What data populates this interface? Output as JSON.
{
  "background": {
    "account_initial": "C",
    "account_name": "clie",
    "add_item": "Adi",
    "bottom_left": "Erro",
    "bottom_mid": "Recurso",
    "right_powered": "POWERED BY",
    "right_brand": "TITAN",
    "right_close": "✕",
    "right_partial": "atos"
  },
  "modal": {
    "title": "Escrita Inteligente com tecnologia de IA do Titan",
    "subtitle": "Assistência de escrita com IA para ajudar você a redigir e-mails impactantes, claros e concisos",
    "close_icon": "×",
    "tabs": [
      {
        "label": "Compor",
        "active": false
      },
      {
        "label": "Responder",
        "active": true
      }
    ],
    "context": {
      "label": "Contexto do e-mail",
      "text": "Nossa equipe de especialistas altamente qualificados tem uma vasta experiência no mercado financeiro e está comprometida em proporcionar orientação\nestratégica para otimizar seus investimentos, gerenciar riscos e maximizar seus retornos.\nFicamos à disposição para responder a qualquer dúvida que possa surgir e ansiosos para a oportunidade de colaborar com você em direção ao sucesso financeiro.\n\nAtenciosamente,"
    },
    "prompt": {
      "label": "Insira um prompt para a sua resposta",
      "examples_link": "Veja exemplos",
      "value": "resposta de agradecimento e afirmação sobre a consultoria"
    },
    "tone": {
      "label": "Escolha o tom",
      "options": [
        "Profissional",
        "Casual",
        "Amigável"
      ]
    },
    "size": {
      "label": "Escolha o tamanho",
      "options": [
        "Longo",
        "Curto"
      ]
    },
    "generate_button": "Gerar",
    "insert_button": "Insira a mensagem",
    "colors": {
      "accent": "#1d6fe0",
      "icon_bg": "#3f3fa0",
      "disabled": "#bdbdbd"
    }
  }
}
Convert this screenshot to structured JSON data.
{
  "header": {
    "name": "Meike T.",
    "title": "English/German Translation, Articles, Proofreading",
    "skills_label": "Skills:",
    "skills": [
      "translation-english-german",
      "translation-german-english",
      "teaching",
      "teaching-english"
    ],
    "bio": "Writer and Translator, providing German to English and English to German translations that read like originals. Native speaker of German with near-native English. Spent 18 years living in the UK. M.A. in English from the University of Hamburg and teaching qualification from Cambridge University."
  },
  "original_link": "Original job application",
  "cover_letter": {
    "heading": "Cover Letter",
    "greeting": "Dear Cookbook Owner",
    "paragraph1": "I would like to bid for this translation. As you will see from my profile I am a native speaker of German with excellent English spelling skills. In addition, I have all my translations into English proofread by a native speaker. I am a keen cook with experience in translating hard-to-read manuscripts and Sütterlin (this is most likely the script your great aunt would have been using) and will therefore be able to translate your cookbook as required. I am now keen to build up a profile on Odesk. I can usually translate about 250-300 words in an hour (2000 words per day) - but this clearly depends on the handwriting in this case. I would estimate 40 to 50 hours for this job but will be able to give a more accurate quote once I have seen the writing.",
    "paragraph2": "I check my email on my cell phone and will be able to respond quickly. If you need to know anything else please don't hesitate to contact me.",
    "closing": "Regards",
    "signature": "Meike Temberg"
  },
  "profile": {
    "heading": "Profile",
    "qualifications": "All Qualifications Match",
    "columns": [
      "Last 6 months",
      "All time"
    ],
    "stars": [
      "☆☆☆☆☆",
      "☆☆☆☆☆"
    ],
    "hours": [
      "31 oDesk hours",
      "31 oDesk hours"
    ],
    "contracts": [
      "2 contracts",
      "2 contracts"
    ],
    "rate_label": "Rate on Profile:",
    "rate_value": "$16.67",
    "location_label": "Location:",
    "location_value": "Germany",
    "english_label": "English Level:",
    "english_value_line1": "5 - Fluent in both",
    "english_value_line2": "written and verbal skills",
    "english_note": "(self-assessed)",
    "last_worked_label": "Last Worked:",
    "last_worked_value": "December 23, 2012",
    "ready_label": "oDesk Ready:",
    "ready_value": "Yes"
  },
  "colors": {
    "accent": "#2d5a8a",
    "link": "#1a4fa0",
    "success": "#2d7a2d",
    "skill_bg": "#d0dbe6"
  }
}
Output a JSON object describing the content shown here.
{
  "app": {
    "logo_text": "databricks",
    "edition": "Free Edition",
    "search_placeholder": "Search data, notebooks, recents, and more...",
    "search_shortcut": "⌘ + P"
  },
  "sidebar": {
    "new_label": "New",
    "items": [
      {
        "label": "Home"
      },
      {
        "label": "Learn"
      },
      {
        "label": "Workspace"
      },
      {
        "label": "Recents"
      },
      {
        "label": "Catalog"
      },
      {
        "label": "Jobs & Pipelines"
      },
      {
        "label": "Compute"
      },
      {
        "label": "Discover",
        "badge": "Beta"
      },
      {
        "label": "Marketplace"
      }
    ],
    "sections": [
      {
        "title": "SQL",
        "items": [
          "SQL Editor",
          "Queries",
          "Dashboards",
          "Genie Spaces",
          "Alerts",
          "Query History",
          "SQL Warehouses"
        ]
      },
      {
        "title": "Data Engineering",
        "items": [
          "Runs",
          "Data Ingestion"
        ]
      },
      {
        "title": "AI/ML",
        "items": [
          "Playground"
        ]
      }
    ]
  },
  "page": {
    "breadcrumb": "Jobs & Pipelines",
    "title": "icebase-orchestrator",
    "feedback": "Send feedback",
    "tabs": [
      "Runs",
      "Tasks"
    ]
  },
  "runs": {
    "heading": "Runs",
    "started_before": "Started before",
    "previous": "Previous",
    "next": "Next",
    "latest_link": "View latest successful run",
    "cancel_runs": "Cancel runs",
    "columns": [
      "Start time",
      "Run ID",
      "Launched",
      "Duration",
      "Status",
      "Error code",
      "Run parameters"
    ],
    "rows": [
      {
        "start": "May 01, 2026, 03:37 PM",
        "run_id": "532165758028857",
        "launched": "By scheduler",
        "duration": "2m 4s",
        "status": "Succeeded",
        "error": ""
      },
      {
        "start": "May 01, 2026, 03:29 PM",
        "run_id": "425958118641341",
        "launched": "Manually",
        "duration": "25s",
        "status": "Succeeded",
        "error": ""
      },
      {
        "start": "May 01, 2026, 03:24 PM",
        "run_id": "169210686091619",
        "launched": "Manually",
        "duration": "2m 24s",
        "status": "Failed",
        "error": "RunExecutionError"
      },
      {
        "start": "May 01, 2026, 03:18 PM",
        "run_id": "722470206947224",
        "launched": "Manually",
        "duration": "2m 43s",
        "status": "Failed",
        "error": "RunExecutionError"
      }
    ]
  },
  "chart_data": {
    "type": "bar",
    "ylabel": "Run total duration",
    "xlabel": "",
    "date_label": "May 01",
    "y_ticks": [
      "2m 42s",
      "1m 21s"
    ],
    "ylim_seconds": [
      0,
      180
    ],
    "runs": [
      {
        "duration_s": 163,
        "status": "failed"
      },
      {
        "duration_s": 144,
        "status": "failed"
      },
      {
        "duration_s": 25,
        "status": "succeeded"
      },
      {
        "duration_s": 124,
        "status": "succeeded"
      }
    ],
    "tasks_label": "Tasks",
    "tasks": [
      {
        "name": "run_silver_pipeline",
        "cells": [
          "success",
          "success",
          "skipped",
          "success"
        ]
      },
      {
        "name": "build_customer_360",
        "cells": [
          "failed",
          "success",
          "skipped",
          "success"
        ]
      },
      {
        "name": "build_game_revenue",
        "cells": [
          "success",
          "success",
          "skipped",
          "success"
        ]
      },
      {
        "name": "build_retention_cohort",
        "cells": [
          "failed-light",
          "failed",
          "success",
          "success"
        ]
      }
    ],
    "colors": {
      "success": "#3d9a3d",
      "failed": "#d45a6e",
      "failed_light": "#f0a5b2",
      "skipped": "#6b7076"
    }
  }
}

------

- Problem description -
Reproduce each line of the material above precisely.

- Completed task -
What data populates this interface? Output as JSON.
{
  "background": {
    "account_initial": "C",
    "account_name": "clie",
    "add_item": "Adi",
    "bottom_left": "Erro",
    "bottom_mid": "Recurso",
    "right_powered": "POWERED BY",
    "right_brand": "TITAN",
    "right_close": "✕",
    "right_partial": "atos"
  },
  "modal": {
    "title": "Escrita Inteligente com tecnologia de IA do Titan",
    "subtitle": "Assistência de escrita com IA para ajudar você a redigir e-mails impactantes, claros e concisos",
    "close_icon": "×",
    "tabs": [
      {
        "label": "Compor",
        "active": false
      },
      {
        "label": "Responder",
        "active": true
      }
    ],
    "context": {
      "label": "Contexto do e-mail",
      "text": "Nossa equipe de especialistas altamente qualificados tem uma vasta experiência no mercado financeiro e está comprometida em proporcionar orientação\nestratégica para otimizar seus investimentos, gerenciar riscos e maximizar seus retornos.\nFicamos à disposição para responder a qualquer dúvida que possa surgir e ansiosos para a oportunidade de colaborar com você em direção ao sucesso financeiro.\n\nAtenciosamente,"
    },
    "prompt": {
      "label": "Insira um prompt para a sua resposta",
      "examples_link": "Veja exemplos",
      "value": "resposta de agradecimento e afirmação sobre a consultoria"
    },
    "tone": {
      "label": "Escolha o tom",
      "options": [
        "Profissional",
        "Casual",
        "Amigável"
      ]
    },
    "size": {
      "label": "Escolha o tamanho",
      "options": [
        "Longo",
        "Curto"
      ]
    },
    "generate_button": "Gerar",
    "insert_button": "Insira a mensagem",
    "colors": {
      "accent": "#1d6fe0",
      "icon_bg": "#3f3fa0",
      "disabled": "#bdbdbd"
    }
  }
}
Convert this screenshot to structured JSON data.
{
  "header": {
    "name": "Meike T.",
    "title": "English/German Translation, Articles, Proofreading",
    "skills_label": "Skills:",
    "skills": [
      "translation-english-german",
      "translation-german-english",
      "teaching",
      "teaching-english"
    ],
    "bio": "Writer and Translator, providing German to English and English to German translations that read like originals. Native speaker of German with near-native English. Spent 18 years living in the UK. M.A. in English from the University of Hamburg and teaching qualification from Cambridge University."
  },
  "original_link": "Original job application",
  "cover_letter": {
    "heading": "Cover Letter",
    "greeting": "Dear Cookbook Owner",
    "paragraph1": "I would like to bid for this translation. As you will see from my profile I am a native speaker of German with excellent English spelling skills. In addition, I have all my translations into English proofread by a native speaker. I am a keen cook with experience in translating hard-to-read manuscripts and Sütterlin (this is most likely the script your great aunt would have been using) and will therefore be able to translate your cookbook as required. I am now keen to build up a profile on Odesk. I can usually translate about 250-300 words in an hour (2000 words per day) - but this clearly depends on the handwriting in this case. I would estimate 40 to 50 hours for this job but will be able to give a more accurate quote once I have seen the writing.",
    "paragraph2": "I check my email on my cell phone and will be able to respond quickly. If you need to know anything else please don't hesitate to contact me.",
    "closing": "Regards",
    "signature": "Meike Temberg"
  },
  "profile": {
    "heading": "Profile",
    "qualifications": "All Qualifications Match",
    "columns": [
      "Last 6 months",
      "All time"
    ],
    "stars": [
      "☆☆☆☆☆",
      "☆☆☆☆☆"
    ],
    "hours": [
      "31 oDesk hours",
      "31 oDesk hours"
    ],
    "contracts": [
      "2 contracts",
      "2 contracts"
    ],
    "rate_label": "Rate on Profile:",
    "rate_value": "$16.67",
    "location_label": "Location:",
    "location_value": "Germany",
    "english_label": "English Level:",
    "english_value_line1": "5 - Fluent in both",
    "english_value_line2": "written and verbal skills",
    "english_note": "(self-assessed)",
    "last_worked_label": "Last Worked:",
    "last_worked_value": "December 23, 2012",
    "ready_label": "oDesk Ready:",
    "ready_value": "Yes"
  },
  "colors": {
    "accent": "#2d5a8a",
    "link": "#1a4fa0",
    "success": "#2d7a2d",
    "skill_bg": "#d0dbe6"
  }
}
Output a JSON object describing the content shown here.
{
  "app": {
    "logo_text": "databricks",
    "edition": "Free Edition",
    "search_placeholder": "Search data, notebooks, recents, and more...",
    "search_shortcut": "⌘ + P"
  },
  "sidebar": {
    "new_label": "New",
    "items": [
      {
        "label": "Home"
      },
      {
        "label": "Learn"
      },
      {
        "label": "Workspace"
      },
      {
        "label": "Recents"
      },
      {
        "label": "Catalog"
      },
      {
        "label": "Jobs & Pipelines"
      },
      {
        "label": "Compute"
      },
      {
        "label": "Discover",
        "badge": "Beta"
      },
      {
        "label": "Marketplace"
      }
    ],
    "sections": [
      {
        "title": "SQL",
        "items": [
          "SQL Editor",
          "Queries",
          "Dashboards",
          "Genie Spaces",
          "Alerts",
          "Query History",
          "SQL Warehouses"
        ]
      },
      {
        "title": "Data Engineering",
        "items": [
          "Runs",
          "Data Ingestion"
        ]
      },
      {
        "title": "AI/ML",
        "items": [
          "Playground"
        ]
      }
    ]
  },
  "page": {
    "breadcrumb": "Jobs & Pipelines",
    "title": "icebase-orchestrator",
    "feedback": "Send feedback",
    "tabs": [
      "Runs",
      "Tasks"
    ]
  },
  "runs": {
    "heading": "Runs",
    "started_before": "Started before",
    "previous": "Previous",
    "next": "Next",
    "latest_link": "View latest successful run",
    "cancel_runs": "Cancel runs",
    "columns": [
      "Start time",
      "Run ID",
      "Launched",
      "Duration",
      "Status",
      "Error code",
      "Run parameters"
    ],
    "rows": [
      {
        "start": "May 01, 2026, 03:37 PM",
        "run_id": "532165758028857",
        "launched": "By scheduler",
        "duration": "2m 4s",
        "status": "Succeeded",
        "error": ""
      },
      {
        "start": "May 01, 2026, 03:29 PM",
        "run_id": "425958118641341",
        "launched": "Manually",
        "duration": "25s",
        "status": "Succeeded",
        "error": ""
      },
      {
        "start": "May 01, 2026, 03:24 PM",
        "run_id": "169210686091619",
        "launched": "Manually",
        "duration": "2m 24s",
        "status": "Failed",
        "error": "RunExecutionError"
      },
      {
        "start": "May 01, 2026, 03:18 PM",
        "run_id": "722470206947224",
        "launched": "Manually",
        "duration": "2m 43s",
        "status": "Failed",
        "error": "RunExecutionError"
      }
    ]
  },
  "chart_data": {
    "type": "bar",
    "ylabel": "Run total duration",
    "xlabel": "",
    "date_label": "May 01",
    "y_ticks": [
      "2m 42s",
      "1m 21s"
    ],
    "ylim_seconds": [
      0,
      180
    ],
    "runs": [
      {
        "duration_s": 163,
        "status": "failed"
      },
      {
        "duration_s": 144,
        "status": "failed"
      },
      {
        "duration_s": 25,
        "status": "succeeded"
      },
      {
        "duration_s": 124,
        "status": "succeeded"
      }
    ],
    "tasks_label": "Tasks",
    "tasks": [
      {
        "name": "run_silver_pipeline",
        "cells": [
          "success",
          "success",
          "skipped",
          "success"
        ]
      },
      {
        "name": "build_customer_360",
        "cells": [
          "failed",
          "success",
          "skipped",
          "success"
        ]
      },
      {
        "name": "build_game_revenue",
        "cells": [
          "success",
          "success",
          "skipped",
          "success"
        ]
      },
      {
        "name": "build_retention_cohort",
        "cells": [
          "failed-light",
          "failed",
          "success",
          "success"
        ]
      }
    ],
    "colors": {
      "success": "#3d9a3d",
      "failed": "#d45a6e",
      "failed_light": "#f0a5b2",
      "skipped": "#6b7076"
    }
  }
}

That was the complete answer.